> _READING TEXT_
In addition to the cast from Curtain Call, All-star Carnival added the following playable characters:

A console version, Theathrhythm: Final Bar Line, came out on February 16, 2023 for the Nintendo Switch and PlayStation 4. It is a console adaptation of All Star Carnival, using the same gameplay mechanics such as chords of multiple notes and the more difficult-to-achieve "rainbow Critical" note judgement. This version allows for local two-player multiplayer and online four-player versus multiplayer. The base game is set to have 385 songs at launch with additional 90 songs pulled from Square Enix's catalouge added via three Season Passes. The Deluxe Edition is notable for including remixes of Final Fantasy VII songs Aerith's Theme and Cosmo Canyon that were originally created for Super Smash Bros. Ultimate.

Square-Enix and indieszero would later make other rhythm games based on other franchises which have similar gameplay: Theatrhythm Dragon Quest and Kingdom Hearts: Melody of Memory.


This game contains examples of:

  • Absurdly High Level Cap: In Curtain Call, you have the ability to reset your characters' level back to 1 once it reaches 99 in order to increase their max CP. Assuming you don't use the Collectacard Crystarium, CP maxes out after resetting 10 times, at which point the character gets a nice big star next to their character portrait. (You can continue to reset the character's level after this, but there's no point) So technically, the level cap in this game is 990.
  • Adaptation Dye-Job: For the original 3DS release, Faris had brown eyes and blond hair, being based on her Yoshitaka Amano art. In the iOS version and continuing into Curtain Call, she has the green eyes and purple hair used for her sprites and other artwork pieces.
    • Firion's sprite has blue eyes, despite his eyes being brown in the original game and Dissidia.
  • Allegedly Free Game: The iOS version is "free"... but if you want any of the content, you'll have to pay up. It only comes with two songs.
  • American Kirby Is Hardcore: Played with in a hilarious fashion. The vast majority of the characters have very neutral "default" expressions, which can change depending on the situation. Benjamin, whose game in Japan is called "Final Fantasy USA", is the only character whose default expression is constantly angry.
  • And Your Reward Is Clothes: In Final Bar Line, you can earn outfits for your assistant Moogle as well as skins for the Airship that drops you off at the start of an FMS. Both are entirely cosmetic in nature.

> _DATA PROVIDED_
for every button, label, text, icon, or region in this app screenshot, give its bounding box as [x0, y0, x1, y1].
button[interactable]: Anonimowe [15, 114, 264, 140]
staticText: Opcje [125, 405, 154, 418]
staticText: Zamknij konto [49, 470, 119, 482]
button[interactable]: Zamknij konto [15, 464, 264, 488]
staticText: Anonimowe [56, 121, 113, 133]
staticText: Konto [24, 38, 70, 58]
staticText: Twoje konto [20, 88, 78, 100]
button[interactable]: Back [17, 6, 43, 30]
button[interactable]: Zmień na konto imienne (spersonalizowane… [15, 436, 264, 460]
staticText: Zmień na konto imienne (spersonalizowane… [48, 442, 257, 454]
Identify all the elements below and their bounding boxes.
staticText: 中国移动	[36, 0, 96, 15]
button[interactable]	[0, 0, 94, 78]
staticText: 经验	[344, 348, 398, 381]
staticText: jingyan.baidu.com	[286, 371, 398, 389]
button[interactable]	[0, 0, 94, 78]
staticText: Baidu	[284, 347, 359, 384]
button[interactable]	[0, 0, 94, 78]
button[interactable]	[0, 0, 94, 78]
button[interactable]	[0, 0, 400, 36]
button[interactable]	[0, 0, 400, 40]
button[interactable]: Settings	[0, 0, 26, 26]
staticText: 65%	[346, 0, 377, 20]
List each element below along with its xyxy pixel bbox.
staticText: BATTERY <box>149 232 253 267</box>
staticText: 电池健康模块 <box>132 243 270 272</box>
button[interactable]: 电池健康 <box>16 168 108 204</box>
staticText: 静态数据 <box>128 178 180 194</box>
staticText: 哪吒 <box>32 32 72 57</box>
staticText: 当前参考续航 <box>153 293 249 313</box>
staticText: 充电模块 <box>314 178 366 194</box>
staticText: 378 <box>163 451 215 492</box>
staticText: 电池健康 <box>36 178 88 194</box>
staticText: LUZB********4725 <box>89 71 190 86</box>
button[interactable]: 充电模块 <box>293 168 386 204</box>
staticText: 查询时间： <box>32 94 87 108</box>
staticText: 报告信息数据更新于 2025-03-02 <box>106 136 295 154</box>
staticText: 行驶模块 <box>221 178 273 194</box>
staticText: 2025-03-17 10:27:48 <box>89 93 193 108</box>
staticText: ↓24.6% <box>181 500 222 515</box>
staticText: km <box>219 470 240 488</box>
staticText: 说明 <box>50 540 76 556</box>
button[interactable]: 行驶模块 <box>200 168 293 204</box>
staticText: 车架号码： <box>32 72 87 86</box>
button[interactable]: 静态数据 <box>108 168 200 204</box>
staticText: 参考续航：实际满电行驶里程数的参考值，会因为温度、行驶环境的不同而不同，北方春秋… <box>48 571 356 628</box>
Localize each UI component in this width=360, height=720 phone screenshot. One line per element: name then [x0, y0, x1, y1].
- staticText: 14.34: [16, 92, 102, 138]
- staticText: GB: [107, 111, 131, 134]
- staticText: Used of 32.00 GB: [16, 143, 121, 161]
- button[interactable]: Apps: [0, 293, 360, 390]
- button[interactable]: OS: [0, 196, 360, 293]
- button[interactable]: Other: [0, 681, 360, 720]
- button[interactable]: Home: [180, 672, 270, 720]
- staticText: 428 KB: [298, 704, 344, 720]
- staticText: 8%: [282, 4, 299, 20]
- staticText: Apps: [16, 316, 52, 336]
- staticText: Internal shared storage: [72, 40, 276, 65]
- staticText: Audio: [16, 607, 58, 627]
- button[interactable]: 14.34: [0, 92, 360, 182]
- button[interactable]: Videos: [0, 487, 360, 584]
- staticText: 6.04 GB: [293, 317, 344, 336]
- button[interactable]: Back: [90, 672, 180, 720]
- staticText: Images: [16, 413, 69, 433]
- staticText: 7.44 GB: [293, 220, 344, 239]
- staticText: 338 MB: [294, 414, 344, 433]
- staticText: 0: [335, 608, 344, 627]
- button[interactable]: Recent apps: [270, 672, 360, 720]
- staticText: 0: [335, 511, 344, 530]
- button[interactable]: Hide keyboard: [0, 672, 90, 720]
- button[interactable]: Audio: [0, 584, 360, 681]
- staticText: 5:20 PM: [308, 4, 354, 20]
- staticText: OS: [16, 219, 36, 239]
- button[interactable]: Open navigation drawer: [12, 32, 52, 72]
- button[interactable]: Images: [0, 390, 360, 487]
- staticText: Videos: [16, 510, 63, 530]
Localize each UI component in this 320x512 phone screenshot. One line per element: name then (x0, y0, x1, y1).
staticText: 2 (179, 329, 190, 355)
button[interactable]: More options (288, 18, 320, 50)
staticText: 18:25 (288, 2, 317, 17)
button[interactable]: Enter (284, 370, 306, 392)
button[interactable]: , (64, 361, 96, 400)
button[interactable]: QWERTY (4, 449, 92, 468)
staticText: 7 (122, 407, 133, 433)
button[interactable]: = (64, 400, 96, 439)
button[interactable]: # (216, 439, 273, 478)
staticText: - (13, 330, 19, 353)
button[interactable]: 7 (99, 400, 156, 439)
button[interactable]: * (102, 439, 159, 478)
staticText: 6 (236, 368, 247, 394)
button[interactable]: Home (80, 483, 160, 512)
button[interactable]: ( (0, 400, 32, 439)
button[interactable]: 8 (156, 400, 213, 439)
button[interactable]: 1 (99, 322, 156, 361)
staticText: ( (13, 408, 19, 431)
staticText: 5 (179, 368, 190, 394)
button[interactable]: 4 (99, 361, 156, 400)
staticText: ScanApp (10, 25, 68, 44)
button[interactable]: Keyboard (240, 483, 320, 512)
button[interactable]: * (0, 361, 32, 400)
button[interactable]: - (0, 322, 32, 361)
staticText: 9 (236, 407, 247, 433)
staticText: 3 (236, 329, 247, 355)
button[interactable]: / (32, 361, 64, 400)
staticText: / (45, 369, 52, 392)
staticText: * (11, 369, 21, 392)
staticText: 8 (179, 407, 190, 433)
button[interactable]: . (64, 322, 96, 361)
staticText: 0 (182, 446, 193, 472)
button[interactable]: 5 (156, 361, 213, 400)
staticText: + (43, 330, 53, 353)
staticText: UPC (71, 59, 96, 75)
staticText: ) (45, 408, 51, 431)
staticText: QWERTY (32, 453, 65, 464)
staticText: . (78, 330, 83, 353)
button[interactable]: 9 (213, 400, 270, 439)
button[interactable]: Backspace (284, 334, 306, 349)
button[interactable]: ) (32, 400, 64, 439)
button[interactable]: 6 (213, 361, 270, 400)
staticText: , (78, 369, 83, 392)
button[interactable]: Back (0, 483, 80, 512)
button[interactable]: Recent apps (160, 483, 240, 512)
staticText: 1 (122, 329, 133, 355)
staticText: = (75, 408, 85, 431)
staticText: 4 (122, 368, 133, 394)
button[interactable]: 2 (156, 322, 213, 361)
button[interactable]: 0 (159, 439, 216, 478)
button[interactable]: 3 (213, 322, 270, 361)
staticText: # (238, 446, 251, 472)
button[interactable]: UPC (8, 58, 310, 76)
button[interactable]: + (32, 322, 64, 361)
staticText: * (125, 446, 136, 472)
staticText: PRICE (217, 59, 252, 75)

> _AIM OF THE EXERCISE_
Reproduce everything in the Theatrhythm text from "Square-Enix and indieszero" down to "game is 990.", swapping "rhythm games" for "music games".

> _FINAL RESULT_
Square-Enix and indieszero would later make other music games based on other franchises which have similar gameplay: Theatrhythm Dragon Quest and Kingdom Hearts: Melody of Memory.


This game contains examples of:

  • Absurdly High Level Cap: In Curtain Call, you have the ability to reset your characters' level back to 1 once it reaches 99 in order to increase their max CP. Assuming you don't use the Collectacard Crystarium, CP maxes out after resetting 10 times, at which point the character gets a nice big star next to their character portrait. (You can continue to reset the character's level after this, but there's no point) So technically, the level cap in this game is 990.